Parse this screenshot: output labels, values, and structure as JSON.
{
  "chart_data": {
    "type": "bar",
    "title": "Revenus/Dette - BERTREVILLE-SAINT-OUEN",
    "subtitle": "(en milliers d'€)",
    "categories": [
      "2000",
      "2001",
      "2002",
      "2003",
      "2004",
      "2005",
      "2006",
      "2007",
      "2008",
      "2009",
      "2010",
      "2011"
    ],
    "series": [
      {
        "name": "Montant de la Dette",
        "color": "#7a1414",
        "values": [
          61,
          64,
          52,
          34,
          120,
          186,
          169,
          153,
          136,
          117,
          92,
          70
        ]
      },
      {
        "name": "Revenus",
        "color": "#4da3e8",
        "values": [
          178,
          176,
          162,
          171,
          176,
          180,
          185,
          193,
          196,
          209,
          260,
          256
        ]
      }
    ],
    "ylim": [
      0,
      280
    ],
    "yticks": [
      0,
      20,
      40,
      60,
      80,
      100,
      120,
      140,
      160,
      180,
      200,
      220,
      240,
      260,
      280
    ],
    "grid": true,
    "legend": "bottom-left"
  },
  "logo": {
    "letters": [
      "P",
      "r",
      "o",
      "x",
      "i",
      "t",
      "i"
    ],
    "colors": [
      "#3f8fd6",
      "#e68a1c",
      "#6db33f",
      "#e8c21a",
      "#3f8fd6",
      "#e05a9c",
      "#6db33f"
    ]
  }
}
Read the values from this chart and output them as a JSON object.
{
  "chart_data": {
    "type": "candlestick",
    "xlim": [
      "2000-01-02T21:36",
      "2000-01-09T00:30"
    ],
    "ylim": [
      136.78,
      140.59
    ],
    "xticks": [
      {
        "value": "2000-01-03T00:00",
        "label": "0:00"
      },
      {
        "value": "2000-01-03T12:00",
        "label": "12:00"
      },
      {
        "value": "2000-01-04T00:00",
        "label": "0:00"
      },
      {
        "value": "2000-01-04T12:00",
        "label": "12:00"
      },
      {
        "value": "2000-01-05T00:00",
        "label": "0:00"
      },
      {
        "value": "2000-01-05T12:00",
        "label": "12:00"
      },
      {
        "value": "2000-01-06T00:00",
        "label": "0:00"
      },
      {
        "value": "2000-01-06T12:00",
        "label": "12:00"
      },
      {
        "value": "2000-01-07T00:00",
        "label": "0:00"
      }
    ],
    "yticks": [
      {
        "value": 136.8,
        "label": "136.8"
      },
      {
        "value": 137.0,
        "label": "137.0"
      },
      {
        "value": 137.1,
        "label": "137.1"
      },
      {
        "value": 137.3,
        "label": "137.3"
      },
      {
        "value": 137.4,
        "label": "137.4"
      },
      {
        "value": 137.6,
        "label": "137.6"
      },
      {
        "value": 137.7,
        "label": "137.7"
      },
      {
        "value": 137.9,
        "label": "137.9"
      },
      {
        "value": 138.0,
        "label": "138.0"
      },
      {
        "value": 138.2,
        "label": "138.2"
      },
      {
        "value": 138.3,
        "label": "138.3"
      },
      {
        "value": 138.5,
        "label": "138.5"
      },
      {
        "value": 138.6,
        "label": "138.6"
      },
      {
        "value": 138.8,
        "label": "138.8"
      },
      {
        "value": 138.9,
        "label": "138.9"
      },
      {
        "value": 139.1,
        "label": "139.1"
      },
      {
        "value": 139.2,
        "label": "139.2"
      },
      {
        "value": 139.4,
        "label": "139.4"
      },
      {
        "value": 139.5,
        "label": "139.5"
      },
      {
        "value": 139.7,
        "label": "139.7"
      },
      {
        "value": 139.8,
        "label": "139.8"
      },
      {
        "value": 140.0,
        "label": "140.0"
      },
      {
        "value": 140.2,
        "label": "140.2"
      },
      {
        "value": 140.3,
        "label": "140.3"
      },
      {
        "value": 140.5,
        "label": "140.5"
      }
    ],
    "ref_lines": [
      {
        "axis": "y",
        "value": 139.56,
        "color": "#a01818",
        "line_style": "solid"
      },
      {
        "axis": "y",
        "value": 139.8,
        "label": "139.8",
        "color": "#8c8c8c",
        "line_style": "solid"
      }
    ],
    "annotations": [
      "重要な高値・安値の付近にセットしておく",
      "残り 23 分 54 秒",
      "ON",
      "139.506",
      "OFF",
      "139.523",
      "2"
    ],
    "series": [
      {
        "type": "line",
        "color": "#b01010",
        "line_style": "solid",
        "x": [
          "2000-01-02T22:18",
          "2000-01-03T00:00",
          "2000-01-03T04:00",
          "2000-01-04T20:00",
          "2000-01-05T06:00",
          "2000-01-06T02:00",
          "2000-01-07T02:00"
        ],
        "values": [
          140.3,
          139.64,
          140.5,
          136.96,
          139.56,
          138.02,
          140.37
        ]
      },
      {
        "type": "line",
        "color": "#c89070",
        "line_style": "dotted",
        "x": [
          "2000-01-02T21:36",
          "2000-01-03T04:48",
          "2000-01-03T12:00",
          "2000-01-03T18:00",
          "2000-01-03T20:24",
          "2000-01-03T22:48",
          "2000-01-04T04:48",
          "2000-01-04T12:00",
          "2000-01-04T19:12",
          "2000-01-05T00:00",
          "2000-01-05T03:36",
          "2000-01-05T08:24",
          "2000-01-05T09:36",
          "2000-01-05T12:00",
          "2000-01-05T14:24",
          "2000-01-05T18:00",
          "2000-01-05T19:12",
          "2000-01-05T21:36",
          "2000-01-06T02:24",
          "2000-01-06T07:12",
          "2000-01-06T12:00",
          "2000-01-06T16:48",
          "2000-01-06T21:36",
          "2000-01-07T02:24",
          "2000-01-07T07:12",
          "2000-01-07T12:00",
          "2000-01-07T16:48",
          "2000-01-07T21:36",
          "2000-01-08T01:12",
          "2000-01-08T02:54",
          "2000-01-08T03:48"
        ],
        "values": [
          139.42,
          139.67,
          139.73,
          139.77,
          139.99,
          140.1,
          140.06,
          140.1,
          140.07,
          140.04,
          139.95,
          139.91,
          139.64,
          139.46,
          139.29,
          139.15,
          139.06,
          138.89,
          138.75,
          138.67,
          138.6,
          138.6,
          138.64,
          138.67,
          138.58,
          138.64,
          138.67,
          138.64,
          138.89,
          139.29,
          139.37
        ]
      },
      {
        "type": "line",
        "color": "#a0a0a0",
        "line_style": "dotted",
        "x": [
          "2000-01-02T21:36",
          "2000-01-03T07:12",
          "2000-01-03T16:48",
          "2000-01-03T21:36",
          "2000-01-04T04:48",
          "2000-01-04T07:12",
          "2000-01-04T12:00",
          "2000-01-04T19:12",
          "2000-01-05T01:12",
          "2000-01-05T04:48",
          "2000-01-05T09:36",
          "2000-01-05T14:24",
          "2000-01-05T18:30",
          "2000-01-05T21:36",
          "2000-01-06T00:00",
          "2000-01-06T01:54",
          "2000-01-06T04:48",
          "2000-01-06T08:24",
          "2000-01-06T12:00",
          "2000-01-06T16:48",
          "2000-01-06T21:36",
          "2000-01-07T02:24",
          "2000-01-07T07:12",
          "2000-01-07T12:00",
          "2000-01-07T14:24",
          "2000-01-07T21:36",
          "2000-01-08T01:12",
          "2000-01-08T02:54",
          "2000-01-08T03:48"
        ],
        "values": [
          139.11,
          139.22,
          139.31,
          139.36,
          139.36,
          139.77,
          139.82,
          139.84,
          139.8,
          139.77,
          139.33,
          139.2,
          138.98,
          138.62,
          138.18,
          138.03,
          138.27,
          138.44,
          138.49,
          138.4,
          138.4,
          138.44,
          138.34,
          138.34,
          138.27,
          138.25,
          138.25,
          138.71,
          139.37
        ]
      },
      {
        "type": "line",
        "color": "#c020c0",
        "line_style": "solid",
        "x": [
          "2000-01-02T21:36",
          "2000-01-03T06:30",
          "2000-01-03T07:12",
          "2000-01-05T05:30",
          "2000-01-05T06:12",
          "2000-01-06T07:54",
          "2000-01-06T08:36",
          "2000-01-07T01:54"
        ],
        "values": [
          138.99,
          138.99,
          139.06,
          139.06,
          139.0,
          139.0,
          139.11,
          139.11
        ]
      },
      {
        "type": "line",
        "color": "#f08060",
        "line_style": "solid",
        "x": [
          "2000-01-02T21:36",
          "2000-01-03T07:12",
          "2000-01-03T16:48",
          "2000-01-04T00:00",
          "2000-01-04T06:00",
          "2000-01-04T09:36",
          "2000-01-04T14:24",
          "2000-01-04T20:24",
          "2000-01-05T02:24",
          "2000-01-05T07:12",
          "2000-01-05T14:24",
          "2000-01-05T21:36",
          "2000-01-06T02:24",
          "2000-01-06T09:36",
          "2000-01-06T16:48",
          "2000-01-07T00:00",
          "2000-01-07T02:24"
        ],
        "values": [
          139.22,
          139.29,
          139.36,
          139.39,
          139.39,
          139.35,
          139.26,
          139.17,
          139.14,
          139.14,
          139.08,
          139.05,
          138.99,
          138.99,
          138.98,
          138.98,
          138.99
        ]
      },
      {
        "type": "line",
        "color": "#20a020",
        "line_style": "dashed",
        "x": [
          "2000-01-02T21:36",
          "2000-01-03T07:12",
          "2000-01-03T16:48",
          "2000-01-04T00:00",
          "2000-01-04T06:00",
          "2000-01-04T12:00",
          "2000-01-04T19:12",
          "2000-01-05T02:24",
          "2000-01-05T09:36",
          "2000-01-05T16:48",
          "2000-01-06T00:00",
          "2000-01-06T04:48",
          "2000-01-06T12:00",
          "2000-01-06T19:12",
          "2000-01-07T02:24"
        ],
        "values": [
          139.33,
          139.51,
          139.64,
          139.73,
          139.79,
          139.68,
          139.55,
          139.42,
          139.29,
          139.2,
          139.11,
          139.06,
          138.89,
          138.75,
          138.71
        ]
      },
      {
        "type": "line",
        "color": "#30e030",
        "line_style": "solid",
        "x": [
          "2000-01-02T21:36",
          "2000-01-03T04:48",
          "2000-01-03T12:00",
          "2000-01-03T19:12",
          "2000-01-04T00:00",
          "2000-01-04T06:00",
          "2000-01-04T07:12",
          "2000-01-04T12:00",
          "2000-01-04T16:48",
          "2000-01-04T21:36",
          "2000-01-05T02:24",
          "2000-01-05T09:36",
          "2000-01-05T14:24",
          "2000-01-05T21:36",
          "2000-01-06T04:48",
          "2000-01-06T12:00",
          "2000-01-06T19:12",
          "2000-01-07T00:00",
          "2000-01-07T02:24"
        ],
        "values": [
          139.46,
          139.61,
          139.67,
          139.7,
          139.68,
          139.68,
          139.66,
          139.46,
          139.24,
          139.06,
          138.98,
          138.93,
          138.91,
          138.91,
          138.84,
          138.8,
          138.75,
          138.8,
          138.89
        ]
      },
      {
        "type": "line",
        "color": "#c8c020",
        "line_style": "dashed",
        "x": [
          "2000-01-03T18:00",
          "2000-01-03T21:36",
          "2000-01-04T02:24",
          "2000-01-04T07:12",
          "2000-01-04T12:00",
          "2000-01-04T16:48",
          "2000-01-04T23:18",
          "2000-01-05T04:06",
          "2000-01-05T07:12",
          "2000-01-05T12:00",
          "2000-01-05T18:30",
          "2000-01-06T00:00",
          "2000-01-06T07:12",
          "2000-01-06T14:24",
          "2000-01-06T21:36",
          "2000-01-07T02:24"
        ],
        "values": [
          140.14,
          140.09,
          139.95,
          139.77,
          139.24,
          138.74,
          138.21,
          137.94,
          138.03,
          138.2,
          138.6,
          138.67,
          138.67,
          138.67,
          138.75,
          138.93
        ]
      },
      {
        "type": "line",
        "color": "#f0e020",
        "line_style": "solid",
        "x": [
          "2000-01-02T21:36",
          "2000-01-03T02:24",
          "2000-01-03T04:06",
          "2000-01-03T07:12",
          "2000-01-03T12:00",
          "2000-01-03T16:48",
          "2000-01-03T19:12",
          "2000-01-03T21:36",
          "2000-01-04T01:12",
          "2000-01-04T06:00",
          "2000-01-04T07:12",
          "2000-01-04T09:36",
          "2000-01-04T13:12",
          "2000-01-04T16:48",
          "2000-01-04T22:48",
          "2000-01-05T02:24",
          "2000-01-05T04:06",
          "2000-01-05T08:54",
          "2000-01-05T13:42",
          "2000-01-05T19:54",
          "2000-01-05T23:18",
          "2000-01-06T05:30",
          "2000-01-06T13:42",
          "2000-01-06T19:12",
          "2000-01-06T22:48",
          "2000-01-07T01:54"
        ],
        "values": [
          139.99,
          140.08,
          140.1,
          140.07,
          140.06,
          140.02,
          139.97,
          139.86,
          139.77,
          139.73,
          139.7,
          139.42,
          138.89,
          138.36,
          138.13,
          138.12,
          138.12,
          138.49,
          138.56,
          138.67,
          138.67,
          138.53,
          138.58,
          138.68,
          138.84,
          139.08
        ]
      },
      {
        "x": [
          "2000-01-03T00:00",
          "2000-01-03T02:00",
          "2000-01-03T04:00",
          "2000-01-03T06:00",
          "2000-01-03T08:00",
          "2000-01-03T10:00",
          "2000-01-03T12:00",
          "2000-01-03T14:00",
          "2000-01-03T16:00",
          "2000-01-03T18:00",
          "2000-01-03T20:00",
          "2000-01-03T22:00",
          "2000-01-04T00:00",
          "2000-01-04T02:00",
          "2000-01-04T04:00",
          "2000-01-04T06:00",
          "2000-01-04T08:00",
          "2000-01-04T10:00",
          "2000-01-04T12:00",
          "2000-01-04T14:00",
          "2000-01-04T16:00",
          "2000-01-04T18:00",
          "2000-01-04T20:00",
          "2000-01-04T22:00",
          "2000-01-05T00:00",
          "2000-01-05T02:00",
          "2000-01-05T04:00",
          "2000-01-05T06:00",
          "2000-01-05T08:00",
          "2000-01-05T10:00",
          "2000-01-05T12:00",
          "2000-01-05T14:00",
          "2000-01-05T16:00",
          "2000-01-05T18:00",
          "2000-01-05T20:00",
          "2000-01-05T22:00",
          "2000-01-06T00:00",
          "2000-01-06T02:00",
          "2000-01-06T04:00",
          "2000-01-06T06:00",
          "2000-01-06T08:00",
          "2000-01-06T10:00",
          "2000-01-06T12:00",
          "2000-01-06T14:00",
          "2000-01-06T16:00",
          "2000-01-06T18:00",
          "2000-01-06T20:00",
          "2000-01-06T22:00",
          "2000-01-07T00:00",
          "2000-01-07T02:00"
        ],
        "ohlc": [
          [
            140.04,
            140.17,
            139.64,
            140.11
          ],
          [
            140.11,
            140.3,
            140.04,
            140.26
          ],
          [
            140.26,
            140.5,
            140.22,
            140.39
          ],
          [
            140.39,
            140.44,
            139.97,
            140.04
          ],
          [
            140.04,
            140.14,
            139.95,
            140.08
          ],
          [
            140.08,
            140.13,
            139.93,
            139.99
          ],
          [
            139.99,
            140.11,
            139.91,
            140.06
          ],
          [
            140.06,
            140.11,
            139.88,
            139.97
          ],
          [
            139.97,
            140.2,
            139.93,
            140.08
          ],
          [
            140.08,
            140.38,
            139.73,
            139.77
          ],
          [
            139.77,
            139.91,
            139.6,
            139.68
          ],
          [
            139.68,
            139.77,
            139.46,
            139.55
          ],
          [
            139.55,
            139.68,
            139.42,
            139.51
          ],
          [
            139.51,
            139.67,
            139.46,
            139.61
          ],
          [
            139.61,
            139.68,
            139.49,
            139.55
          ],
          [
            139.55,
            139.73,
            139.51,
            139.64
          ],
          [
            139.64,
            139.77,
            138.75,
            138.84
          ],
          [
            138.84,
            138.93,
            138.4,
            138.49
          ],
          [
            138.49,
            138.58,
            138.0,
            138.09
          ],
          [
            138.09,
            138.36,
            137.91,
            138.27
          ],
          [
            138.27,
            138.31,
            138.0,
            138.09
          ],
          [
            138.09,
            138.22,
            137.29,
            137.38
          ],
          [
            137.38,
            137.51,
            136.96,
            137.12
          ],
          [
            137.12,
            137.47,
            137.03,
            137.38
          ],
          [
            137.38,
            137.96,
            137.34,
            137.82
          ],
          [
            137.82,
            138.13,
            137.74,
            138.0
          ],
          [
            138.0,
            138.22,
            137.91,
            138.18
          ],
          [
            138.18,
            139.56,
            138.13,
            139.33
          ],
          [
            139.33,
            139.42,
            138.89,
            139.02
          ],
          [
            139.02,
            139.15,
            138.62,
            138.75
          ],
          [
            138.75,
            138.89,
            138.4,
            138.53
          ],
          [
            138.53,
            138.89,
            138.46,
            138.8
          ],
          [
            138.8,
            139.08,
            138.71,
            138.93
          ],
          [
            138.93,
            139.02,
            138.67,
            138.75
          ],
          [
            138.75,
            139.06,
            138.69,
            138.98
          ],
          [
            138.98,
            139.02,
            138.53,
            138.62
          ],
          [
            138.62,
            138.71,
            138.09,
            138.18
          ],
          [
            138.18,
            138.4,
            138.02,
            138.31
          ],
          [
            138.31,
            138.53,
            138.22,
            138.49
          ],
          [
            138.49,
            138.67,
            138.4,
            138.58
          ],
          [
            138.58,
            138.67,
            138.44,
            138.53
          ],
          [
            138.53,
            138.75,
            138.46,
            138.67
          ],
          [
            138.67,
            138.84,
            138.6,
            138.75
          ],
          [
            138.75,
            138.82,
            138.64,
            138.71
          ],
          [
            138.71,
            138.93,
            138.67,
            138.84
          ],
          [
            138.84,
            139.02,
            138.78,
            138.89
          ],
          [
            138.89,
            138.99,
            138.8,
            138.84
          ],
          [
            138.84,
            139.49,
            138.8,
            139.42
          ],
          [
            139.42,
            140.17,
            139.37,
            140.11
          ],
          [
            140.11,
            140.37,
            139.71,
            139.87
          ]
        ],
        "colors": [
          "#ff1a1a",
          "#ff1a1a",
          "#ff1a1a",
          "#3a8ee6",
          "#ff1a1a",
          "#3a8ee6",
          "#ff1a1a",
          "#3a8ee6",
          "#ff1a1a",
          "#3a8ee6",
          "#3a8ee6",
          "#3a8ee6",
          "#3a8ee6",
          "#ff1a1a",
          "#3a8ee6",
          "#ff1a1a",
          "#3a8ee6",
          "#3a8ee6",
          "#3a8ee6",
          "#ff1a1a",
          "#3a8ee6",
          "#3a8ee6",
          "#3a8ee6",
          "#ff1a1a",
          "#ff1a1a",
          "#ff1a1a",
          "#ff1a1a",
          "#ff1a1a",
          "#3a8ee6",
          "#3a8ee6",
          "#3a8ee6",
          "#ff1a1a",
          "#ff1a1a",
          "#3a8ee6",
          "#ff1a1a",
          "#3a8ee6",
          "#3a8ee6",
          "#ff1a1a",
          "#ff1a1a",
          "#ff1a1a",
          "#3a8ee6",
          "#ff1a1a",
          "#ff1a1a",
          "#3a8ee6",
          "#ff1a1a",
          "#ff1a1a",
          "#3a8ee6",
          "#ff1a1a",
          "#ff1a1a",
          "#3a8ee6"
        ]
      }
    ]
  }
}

→ **What you are asked to do**:
Where a line above contains the string "this", copy that line.

→ **Answer to the problem**:
Parse this screenshot: output labels, values, and structure as JSON.
Read the values from this chart and output them as a JSON object.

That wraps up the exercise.